ЧТО СДЕЛАТЬ:
• A. Выведите без изменений часть отрывка о вере между словами «Ты спас нас!» и «идут за ним.», включая их.
• B. Ответьте по отрывку о вере на три коротких вопроса, ответы пометьте так же:
(i) Что Он обещает сделать, если человек не может идти?
(ii) Какие слова, по отрывку, говорятся на Евхаристическом каноне?
(iii) В чём состоит вторая премудрость притчи?
• C. Пожалуйста, продолжите отрывок о вере после его последнего предложения.

ИСХОДНЫЙ ОТРЫВОК:

══════════════════════════════

Это наша вера, и это даёт нам возможность сегодня выйти в мир. Там нас ждут сумасшедшие люди с ножами, с пулемётами, с гранатами, пьяные водители, град, землетрясения, вулканы, яд, ковид – всё, что угодно. Мы не можем спастись, – и не спасся бы никто, ни одна живая тварь, – если бы не Он шёл с нами, ведя нас за руку.
Когда мы согрешаем, по глупости своей, Он стои́т рядом и плачет. “Ну всё? Нагрешился? Пойдём дальше. Да ничего страшного! Да не переживай! Ты только иди, сын! Надо идти, там тебя ждёт Отец. Я знаю дорогу. Если не можешь идти, Я тебя понесу, если не можешь терпеть, Я тебя перевяжу, Кровью Своей смою твой грех и нечистоту, твои все обиды и всю твою мерзость, которой ты стыдишься, Я сделаю тебя красивым, – Отец тебе обрадуется, пойдём, сын (или дочь)!” – вот так. И это должно бы нас умилять, умягчать наше сердце и ставить нас перед Богом именно в те условия, в которых нам велит пребывать Литургия. Как мы говорим на Евхаристическом каноне: “Благодарим Тебя, Господи! Благодарим!”
За что? За то, что заповеди тяжёлые? За то, что спастись невозможно? За то, что в аду гореть будем? За что благодарить-то?
Ты спас нас! Не когда-нибудь спасёшь, – спас сейчас, здесь, напитал Своей Кровью, – и нам ничего не страшно: мы были на небесах, – это вера наша!
Но надо верить, а мы не можем. Почему? Потому что не верим. Ведь если мы верим, что Он – Спаситель, что Он – Пастырь, что Он любит нас больше всех, мы должны Его слушаться, должны просто захотеть Его послушаться. Он всё равно нас вытащит, даже несмотря на наше непослушание приведёт нас к Себе, – но надо захотеть слушаться. И в этом – вторая премудрость этой притчи: овцы слушают голос своего пастыря и идут за ним.

══════════════════════════════

ФРАГМЕНТ НАБОРА ДАННЫХ:

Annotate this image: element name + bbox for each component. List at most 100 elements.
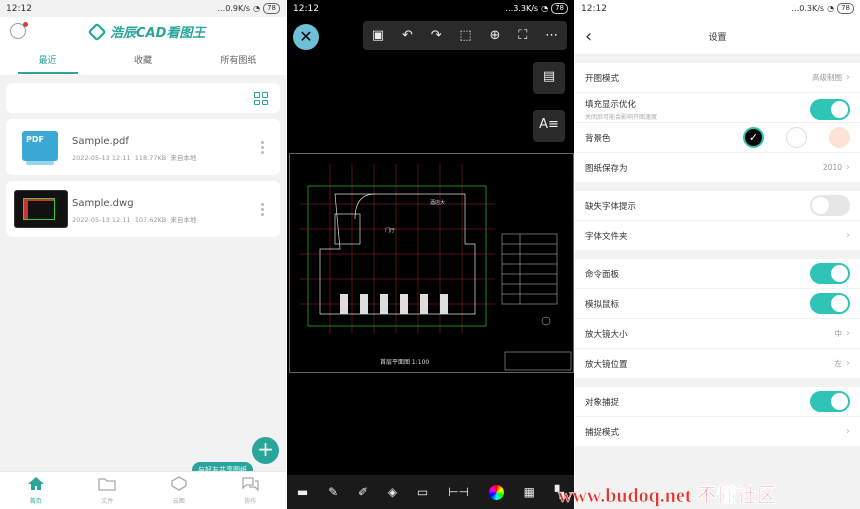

══════════════════════════════

ОТВЕТЫ К ЗАДАНИЮ:
• A.
Ты спас нас! Не когда-нибудь спасёшь, – спас сейчас, здесь, напитал Своей Кровью, – и нам ничего не страшно: мы были на небесах, – это вера наша!
Но надо верить, а мы не можем. Почему? Потому что не верим. Ведь если мы верим, что Он – Спаситель, что Он – Пастырь, что Он любит нас больше всех, мы должны Его слушаться, должны просто захотеть Его послушаться. Он всё равно нас вытащит, даже несмотря на наше непослушание приведёт нас к Себе, – но надо захотеть слушаться. И в этом – вторая премудрость этой притчи: овцы слушают голос своего пастыря и идут за ним.

• B.
(i) Понести его.
(ii) «Благодарим Тебя, Господи! Благодарим!»
(iii) Овцы слушают голос своего пастыря и идут за ним.

• C.
Не знаю, в России, может быть, судя по фильму “Кавказская пленница”, – этот самый Фрунзик загоняет баранов именно таким образом: “гей-гей-гей, пошли-пошли-пошли!” – но потому, что они там идут в чужой дом, – а на Востоке пастырь идёт впереди, а за ним идут овцы. Он кричит, они слышат его голос и идут за ним. Он снова кричит – и они идут за ним. Он играет на флейте, на рожке, – и они идут за ним, потому что они знают его голос. Этим и определяется, овца это или не овца, а козёл (по притче, где есть овцы и козлища). Если мы овцы, то мы слушаем голос своего пастыря. Если мы сопротивляемся голосу пастыря, то мы не овцы, мы – козлы (или козлища, если кому-то это слово больше нравится). Этим всё определяется: мы делаем вид, шкуры нацепили каракулевые, – а, на самом деле, у нас борода и рога растут, только их пытаемся за каракуль спрятать, чтобы никто не догадался. Если мы не слушаемся голоса пастыря, мы не овцы; если слушаем и идём за ним, то мы – овцы. Да, мы можем взбрыкнуть: “Как это всё достало! Как надоело слушаться! Пойду, поскакать хочу по золотым лугам!” – и ускакали. А Он всё видит, потому что Он Пастырь, и мы – Его стадо. Мы Его слушались, но у нас вдруг ум за разум зашёл, кровь молодая взыграла в жилах. Как в “Псалтири” написано: “Запрыгали горы, как ягнята у овец”. Вы видели ягнят когда-нибудь? Заскакали, заскакали – не думая, где хозяин, где мама, где папа – просто поскакали прямо в соседний дом, где большой сидит волкодав. Но Пастырь всё видит и отгонит волкодава и вытащит меня, если я слушаюсь. Этим и отличается овца от всех других: она слушается. Не можешь – ты хотя бы говори: “Господи! Я так хочу Тебя слушать, но не могу: кровь бурлит, дурь кипит. Помоги мне! Только не отпускай меня, не переставай быть моим Пастырем!” – и Он не оставит. И человек пройдёт через все падения и мытарства, как блудный сын, – но вернётся, потому что Бог знает Своих и никогда их не оставит. Не может погибнуть человек, которого Бог назвал и считает Своим. Надо только самому себя понять: я слушаю или не слушаю? Я верю или не верю? И бояться надо непослушания, а не греха. Он говорит: “Иди, всё будет хорошо! Иди и сделай вот это” – мы идём и делаем, не потому что хотим, а потому что надо; потому что Бог сказал, – и мы делаем. У нас не получается, всё идёт криво, сикось-накось, но Он доволен, потому что мы послушались. Значит, мы – овцы, значит, Ему принадлежим, значит, Он нас никогда не оставит.
Непослушание, которое, в конце концов, приводит или свидетельствует о гордыне – вот что плохо.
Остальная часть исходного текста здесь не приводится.